Given problem »
Leaving out the pictures, retype all the material exactly.

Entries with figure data

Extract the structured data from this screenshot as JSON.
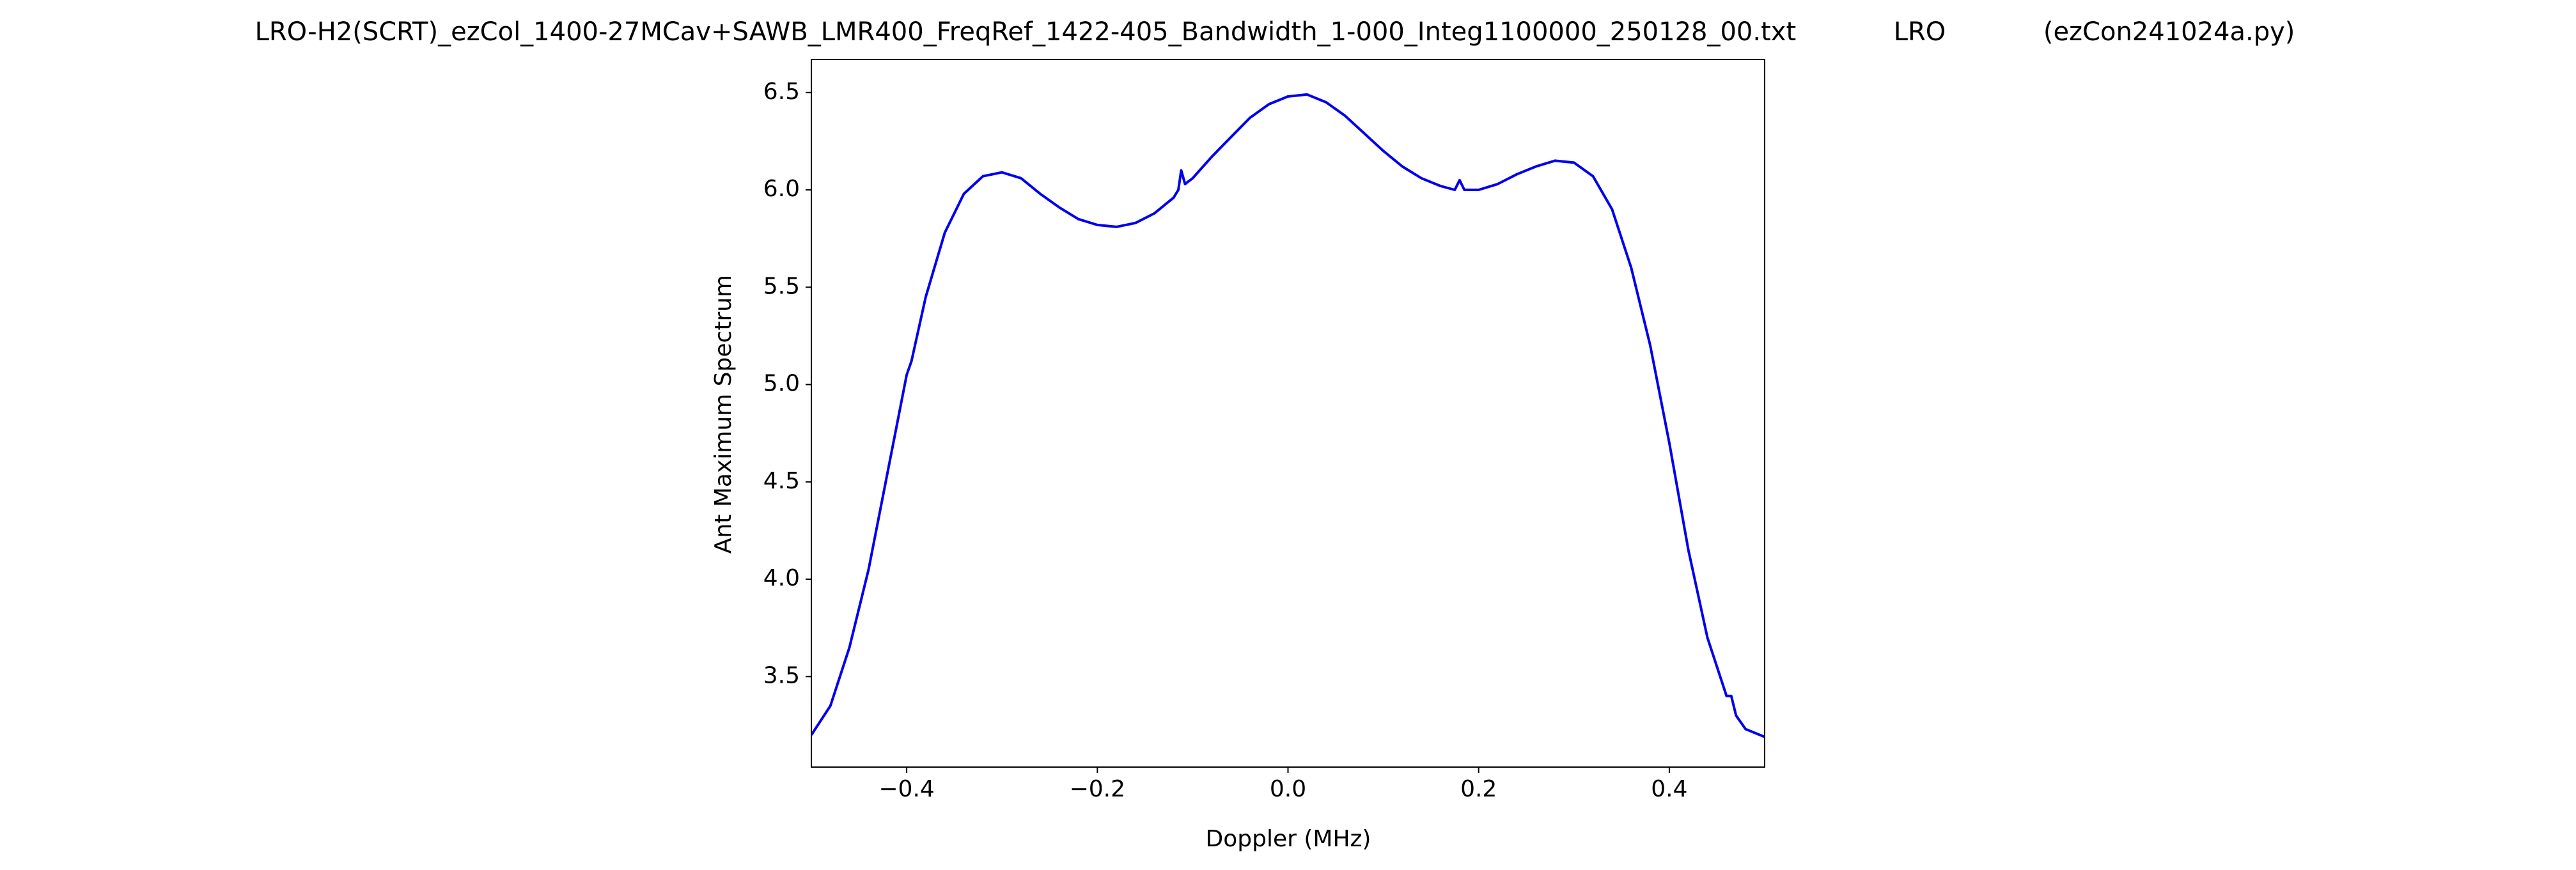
{
  "chart_data": {
    "type": "line",
    "title": "LRO-H2(SCRT)_ezCol_1400-27MCav+SAWB_LMR400_FreqRef_1422-405_Bandwidth_1-000_Integ1100000_250128_00.txt            LRO            (ezCon241024a.py)",
    "xlabel": "Doppler (MHz)",
    "ylabel": "Ant Maximum Spectrum",
    "color": "#0000ee",
    "x": [
      -0.5,
      -0.48,
      -0.46,
      -0.44,
      -0.42,
      -0.4,
      -0.395,
      -0.38,
      -0.36,
      -0.34,
      -0.32,
      -0.3,
      -0.28,
      -0.26,
      -0.24,
      -0.22,
      -0.2,
      -0.18,
      -0.16,
      -0.14,
      -0.12,
      -0.115,
      -0.112,
      -0.108,
      -0.1,
      -0.08,
      -0.06,
      -0.04,
      -0.02,
      0.0,
      0.02,
      0.04,
      0.06,
      0.08,
      0.1,
      0.12,
      0.14,
      0.16,
      0.175,
      0.18,
      0.185,
      0.2,
      0.22,
      0.24,
      0.26,
      0.28,
      0.3,
      0.32,
      0.34,
      0.36,
      0.38,
      0.4,
      0.42,
      0.44,
      0.46,
      0.465,
      0.47,
      0.48,
      0.5
    ],
    "values": [
      3.2,
      3.35,
      3.65,
      4.05,
      4.55,
      5.05,
      5.12,
      5.45,
      5.78,
      5.98,
      6.07,
      6.09,
      6.06,
      5.98,
      5.91,
      5.85,
      5.82,
      5.81,
      5.83,
      5.88,
      5.96,
      6.0,
      6.1,
      6.03,
      6.06,
      6.17,
      6.27,
      6.37,
      6.44,
      6.48,
      6.49,
      6.45,
      6.38,
      6.29,
      6.2,
      6.12,
      6.06,
      6.02,
      6.0,
      6.05,
      6.0,
      6.0,
      6.03,
      6.08,
      6.12,
      6.15,
      6.14,
      6.07,
      5.9,
      5.6,
      5.2,
      4.7,
      4.15,
      3.7,
      3.4,
      3.4,
      3.3,
      3.23,
      3.19
    ],
    "xlim": [
      -0.5,
      0.5
    ],
    "xticks": [
      {
        "value": -0.4,
        "label": "−0.4"
      },
      {
        "value": -0.2,
        "label": "−0.2"
      },
      {
        "value": 0.0,
        "label": "0.0"
      },
      0.2,
      0.4
    ],
    "ylim": [
      3.035,
      6.67
    ],
    "yticks": [
      3.5,
      {
        "value": 4.0,
        "label": "4.0"
      },
      4.5,
      {
        "value": 5.0,
        "label": "5.0"
      },
      5.5,
      {
        "value": 6.0,
        "label": "6.0"
      },
      6.5
    ]
  }
}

Completed task »
Extract the structured data from this screenshot as JSON.
{
  "chart_data": {
    "type": "line",
    "title": "LRO-H2(SCRT)_ezCol_1400-27MCav+SAWB_LMR400_FreqRef_1422-405_Bandwidth_1-000_Integ1100000_250128_00.txt            LRO            (ezCon241024a.py)",
    "xlabel": "Doppler (MHz)",
    "ylabel": "Ant Maximum Spectrum",
    "color": "#0000ee",
    "x": [
      -0.5,
      -0.48,
      -0.46,
      -0.44,
      -0.42,
      -0.4,
      -0.395,
      -0.38,
      -0.36,
      -0.34,
      -0.32,
      -0.3,
      -0.28,
      -0.26,
      -0.24,
      -0.22,
      -0.2,
      -0.18,
      -0.16,
      -0.14,
      -0.12,
      -0.115,
      -0.112,
      -0.108,
      -0.1,
      -0.08,
      -0.06,
      -0.04,
      -0.02,
      0.0,
      0.02,
      0.04,
      0.06,
      0.08,
      0.1,
      0.12,
      0.14,
      0.16,
      0.175,
      0.18,
      0.185,
      0.2,
      0.22,
      0.24,
      0.26,
      0.28,
      0.3,
      0.32,
      0.34,
      0.36,
      0.38,
      0.4,
      0.42,
      0.44,
      0.46,
      0.465,
      0.47,
      0.48,
      0.5
    ],
    "values": [
      3.2,
      3.35,
      3.65,
      4.05,
      4.55,
      5.05,
      5.12,
      5.45,
      5.78,
      5.98,
      6.07,
      6.09,
      6.06,
      5.98,
      5.91,
      5.85,
      5.82,
      5.81,
      5.83,
      5.88,
      5.96,
      6.0,
      6.1,
      6.03,
      6.06,
      6.17,
      6.27,
      6.37,
      6.44,
      6.48,
      6.49,
      6.45,
      6.38,
      6.29,
      6.2,
      6.12,
      6.06,
      6.02,
      6.0,
      6.05,
      6.0,
      6.0,
      6.03,
      6.08,
      6.12,
      6.15,
      6.14,
      6.07,
      5.9,
      5.6,
      5.2,
      4.7,
      4.15,
      3.7,
      3.4,
      3.4,
      3.3,
      3.23,
      3.19
    ],
    "xlim": [
      -0.5,
      0.5
    ],
    "xticks": [
      {
        "value": -0.4,
        "label": "−0.4"
      },
      {
        "value": -0.2,
        "label": "−0.2"
      },
      {
        "value": 0.0,
        "label": "0.0"
      },
      0.2,
      0.4
    ],
    "ylim": [
      3.035,
      6.67
    ],
    "yticks": [
      3.5,
      {
        "value": 4.0,
        "label": "4.0"
      },
      4.5,
      {
        "value": 5.0,
        "label": "5.0"
      },
      5.5,
      {
        "value": 6.0,
        "label": "6.0"
      },
      6.5
    ]
  }
}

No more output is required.